■ **Written problem**: Pull out every line with the word "megadott".

+++ Material provided

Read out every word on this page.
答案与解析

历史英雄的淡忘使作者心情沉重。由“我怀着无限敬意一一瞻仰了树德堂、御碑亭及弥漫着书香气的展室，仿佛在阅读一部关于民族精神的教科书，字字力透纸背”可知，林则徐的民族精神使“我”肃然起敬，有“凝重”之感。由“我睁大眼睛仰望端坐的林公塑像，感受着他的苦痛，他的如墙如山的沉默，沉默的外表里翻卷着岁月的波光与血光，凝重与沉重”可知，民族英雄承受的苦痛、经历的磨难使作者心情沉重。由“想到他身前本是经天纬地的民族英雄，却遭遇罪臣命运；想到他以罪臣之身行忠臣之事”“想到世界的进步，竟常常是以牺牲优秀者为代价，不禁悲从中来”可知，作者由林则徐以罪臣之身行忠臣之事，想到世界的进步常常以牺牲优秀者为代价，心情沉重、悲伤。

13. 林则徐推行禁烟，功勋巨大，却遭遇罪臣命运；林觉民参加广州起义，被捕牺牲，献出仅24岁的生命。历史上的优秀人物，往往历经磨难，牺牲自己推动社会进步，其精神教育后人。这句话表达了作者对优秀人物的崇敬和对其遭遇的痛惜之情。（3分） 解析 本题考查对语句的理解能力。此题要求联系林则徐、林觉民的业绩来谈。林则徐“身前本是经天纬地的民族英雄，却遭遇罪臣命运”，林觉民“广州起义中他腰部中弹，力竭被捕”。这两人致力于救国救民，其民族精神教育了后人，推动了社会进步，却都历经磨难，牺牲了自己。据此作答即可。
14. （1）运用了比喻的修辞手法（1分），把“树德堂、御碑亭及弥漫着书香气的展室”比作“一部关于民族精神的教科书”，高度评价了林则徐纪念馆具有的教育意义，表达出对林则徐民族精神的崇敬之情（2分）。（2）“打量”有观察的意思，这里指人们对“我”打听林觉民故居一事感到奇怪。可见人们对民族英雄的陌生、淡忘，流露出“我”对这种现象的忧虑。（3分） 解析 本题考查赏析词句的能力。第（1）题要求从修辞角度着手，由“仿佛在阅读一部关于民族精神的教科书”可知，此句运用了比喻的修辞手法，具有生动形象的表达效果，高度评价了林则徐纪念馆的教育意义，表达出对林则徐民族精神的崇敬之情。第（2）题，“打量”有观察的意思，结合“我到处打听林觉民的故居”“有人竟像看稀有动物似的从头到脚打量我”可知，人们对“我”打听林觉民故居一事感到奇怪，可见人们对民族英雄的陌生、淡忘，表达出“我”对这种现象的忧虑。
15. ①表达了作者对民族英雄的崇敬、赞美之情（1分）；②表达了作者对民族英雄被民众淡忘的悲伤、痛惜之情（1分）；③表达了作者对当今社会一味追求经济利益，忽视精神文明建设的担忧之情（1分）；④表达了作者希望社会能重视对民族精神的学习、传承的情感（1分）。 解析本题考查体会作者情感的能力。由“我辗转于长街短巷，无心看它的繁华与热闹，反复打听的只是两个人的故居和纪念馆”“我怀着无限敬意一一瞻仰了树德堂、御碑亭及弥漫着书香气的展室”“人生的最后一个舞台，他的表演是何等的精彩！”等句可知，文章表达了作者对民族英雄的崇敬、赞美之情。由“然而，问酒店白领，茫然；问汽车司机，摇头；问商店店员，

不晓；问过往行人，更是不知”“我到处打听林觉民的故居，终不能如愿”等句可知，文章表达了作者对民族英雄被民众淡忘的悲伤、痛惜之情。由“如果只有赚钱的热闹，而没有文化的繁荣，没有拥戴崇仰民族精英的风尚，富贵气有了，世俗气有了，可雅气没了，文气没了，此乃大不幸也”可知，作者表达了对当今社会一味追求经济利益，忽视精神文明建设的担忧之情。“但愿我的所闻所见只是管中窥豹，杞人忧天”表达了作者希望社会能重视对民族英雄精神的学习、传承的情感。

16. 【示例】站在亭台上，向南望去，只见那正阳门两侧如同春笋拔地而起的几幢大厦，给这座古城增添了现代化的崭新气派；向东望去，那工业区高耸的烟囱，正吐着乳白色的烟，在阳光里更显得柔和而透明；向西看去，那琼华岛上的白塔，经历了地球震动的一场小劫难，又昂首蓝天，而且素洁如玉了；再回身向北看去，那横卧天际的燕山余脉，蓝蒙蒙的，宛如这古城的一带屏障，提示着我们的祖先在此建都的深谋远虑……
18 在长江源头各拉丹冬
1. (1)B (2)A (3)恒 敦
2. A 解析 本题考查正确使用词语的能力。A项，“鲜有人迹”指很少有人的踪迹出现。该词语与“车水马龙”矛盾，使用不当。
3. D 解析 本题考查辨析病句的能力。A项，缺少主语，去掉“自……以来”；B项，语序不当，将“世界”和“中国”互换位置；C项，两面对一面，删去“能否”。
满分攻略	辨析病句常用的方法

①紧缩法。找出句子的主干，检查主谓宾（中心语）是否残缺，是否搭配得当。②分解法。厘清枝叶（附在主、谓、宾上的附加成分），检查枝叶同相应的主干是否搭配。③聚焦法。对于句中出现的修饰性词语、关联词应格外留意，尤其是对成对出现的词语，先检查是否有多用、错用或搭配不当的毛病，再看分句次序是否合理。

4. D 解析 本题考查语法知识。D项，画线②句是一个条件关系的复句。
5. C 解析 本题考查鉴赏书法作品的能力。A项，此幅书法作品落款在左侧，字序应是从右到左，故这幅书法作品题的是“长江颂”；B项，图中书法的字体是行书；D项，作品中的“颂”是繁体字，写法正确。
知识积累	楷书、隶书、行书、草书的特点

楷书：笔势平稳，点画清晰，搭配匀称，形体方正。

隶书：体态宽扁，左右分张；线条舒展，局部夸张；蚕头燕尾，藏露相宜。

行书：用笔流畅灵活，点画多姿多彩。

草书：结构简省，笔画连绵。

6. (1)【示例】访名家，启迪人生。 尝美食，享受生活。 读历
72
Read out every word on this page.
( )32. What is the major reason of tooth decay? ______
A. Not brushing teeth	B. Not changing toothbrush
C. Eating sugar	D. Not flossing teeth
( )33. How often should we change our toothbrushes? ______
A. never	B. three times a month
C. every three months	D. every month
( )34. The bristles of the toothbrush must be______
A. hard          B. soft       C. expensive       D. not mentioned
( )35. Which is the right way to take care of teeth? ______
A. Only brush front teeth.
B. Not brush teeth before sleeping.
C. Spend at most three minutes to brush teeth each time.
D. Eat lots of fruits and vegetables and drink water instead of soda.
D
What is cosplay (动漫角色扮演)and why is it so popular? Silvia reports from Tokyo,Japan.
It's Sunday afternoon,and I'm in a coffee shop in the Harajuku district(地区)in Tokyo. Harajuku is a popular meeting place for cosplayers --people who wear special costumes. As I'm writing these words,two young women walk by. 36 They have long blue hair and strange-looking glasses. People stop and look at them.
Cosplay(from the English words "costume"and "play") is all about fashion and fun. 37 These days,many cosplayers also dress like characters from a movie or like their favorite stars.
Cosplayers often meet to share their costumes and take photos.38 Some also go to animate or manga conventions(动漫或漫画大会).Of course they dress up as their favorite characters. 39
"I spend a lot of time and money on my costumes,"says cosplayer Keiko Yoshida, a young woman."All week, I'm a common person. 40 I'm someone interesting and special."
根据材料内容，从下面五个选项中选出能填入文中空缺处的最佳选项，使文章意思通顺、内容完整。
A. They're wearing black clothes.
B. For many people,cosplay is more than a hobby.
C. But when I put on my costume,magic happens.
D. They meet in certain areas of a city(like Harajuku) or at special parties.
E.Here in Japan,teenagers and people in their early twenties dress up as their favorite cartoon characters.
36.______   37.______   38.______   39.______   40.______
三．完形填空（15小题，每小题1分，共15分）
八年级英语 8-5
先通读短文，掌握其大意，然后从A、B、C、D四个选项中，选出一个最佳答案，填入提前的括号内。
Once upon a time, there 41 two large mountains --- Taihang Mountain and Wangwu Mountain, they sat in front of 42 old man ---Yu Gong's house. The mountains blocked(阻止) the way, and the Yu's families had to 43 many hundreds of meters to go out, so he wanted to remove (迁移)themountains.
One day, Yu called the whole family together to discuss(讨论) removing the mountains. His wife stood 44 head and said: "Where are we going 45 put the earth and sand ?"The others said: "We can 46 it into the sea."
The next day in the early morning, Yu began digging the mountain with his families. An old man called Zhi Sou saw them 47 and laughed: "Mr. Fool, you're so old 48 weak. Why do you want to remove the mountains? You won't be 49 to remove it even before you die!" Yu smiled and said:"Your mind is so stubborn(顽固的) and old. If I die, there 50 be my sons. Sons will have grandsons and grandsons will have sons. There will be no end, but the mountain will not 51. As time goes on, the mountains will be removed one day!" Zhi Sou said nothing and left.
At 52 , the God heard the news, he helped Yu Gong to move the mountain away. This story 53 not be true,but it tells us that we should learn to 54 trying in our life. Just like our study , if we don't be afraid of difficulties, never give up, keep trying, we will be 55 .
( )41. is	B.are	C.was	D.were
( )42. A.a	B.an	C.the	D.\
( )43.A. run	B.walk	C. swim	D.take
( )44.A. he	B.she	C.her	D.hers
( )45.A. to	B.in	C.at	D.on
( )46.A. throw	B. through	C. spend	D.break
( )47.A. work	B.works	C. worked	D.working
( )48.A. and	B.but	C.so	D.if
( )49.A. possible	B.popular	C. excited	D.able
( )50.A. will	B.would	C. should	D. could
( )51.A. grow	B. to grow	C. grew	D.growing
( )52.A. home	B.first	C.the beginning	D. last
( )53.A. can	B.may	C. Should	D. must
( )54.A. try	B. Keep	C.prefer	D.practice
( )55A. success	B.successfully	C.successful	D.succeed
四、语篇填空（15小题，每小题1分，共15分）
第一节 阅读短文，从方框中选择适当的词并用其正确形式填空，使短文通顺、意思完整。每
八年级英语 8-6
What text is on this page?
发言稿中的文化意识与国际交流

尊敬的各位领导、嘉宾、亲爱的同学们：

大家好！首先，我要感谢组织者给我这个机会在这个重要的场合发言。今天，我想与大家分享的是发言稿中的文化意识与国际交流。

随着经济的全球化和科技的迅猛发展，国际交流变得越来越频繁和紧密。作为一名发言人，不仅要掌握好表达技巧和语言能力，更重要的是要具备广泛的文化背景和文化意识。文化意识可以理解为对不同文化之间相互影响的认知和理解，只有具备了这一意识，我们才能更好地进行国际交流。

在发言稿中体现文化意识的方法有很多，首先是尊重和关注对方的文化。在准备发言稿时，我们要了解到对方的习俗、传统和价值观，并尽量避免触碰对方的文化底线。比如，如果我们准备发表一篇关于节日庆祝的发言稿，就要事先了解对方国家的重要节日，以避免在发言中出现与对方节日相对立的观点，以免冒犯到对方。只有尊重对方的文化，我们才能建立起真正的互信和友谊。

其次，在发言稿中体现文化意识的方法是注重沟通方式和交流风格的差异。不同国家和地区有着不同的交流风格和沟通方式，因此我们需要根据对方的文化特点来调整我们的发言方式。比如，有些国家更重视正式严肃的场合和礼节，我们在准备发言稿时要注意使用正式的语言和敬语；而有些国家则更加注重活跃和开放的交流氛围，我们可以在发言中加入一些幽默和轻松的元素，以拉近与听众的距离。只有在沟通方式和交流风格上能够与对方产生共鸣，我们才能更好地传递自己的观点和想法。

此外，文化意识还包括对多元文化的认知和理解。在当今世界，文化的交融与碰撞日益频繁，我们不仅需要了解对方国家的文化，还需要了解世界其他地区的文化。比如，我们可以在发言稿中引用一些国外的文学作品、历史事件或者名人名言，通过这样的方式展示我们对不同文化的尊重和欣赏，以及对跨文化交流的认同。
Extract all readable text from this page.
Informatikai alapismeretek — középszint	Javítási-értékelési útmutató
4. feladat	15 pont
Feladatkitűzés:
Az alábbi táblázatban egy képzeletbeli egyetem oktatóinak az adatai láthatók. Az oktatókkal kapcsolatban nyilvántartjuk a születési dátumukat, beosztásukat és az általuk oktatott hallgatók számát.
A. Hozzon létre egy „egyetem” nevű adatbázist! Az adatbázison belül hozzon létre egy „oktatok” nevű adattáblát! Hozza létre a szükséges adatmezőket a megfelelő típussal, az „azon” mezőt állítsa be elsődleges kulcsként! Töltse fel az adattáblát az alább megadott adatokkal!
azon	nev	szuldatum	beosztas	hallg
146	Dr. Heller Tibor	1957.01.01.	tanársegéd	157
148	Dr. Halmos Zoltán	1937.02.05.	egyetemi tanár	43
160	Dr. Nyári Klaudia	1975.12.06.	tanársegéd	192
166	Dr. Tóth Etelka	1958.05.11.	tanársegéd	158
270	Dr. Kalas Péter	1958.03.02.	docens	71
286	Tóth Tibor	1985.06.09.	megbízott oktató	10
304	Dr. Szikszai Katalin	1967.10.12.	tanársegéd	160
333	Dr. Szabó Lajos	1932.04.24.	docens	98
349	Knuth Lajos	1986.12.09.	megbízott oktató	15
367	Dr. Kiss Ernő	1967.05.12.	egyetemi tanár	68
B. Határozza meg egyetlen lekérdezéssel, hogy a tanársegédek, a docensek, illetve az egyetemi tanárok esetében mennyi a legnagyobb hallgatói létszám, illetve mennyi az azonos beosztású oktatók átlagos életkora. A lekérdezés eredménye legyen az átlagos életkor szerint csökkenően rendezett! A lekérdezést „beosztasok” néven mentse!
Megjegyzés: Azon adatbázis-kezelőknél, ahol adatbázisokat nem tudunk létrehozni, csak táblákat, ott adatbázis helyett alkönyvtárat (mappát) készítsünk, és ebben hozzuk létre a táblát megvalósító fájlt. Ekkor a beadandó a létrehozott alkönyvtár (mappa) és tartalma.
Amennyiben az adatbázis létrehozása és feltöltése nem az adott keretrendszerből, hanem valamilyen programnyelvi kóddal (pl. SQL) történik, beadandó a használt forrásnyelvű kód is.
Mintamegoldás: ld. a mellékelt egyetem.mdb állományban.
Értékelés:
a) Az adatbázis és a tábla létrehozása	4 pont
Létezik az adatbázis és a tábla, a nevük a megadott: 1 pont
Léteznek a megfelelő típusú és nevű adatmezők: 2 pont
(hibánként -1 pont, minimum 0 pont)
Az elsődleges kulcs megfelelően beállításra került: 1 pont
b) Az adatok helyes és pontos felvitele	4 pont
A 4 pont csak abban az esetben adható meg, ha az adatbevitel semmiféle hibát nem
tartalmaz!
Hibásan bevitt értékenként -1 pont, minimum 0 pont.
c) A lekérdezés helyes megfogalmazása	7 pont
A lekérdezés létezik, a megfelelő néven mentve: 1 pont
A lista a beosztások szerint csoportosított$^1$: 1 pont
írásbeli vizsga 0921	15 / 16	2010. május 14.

++++++

■ **Exercise solution**:
A. Hozzon létre egy „egyetem” nevű adatbázist! Az adatbázison belül hozzon létre egy „oktatok” nevű adattáblát! Hozza létre a szükséges adatmezőket a megfelelő típussal, az „azon” mezőt állítsa be elsődleges kulcsként! Töltse fel az adattáblát az alább megadott adatokkal!
Létezik az adatbázis és a tábla, a nevük a megadott: 1 pont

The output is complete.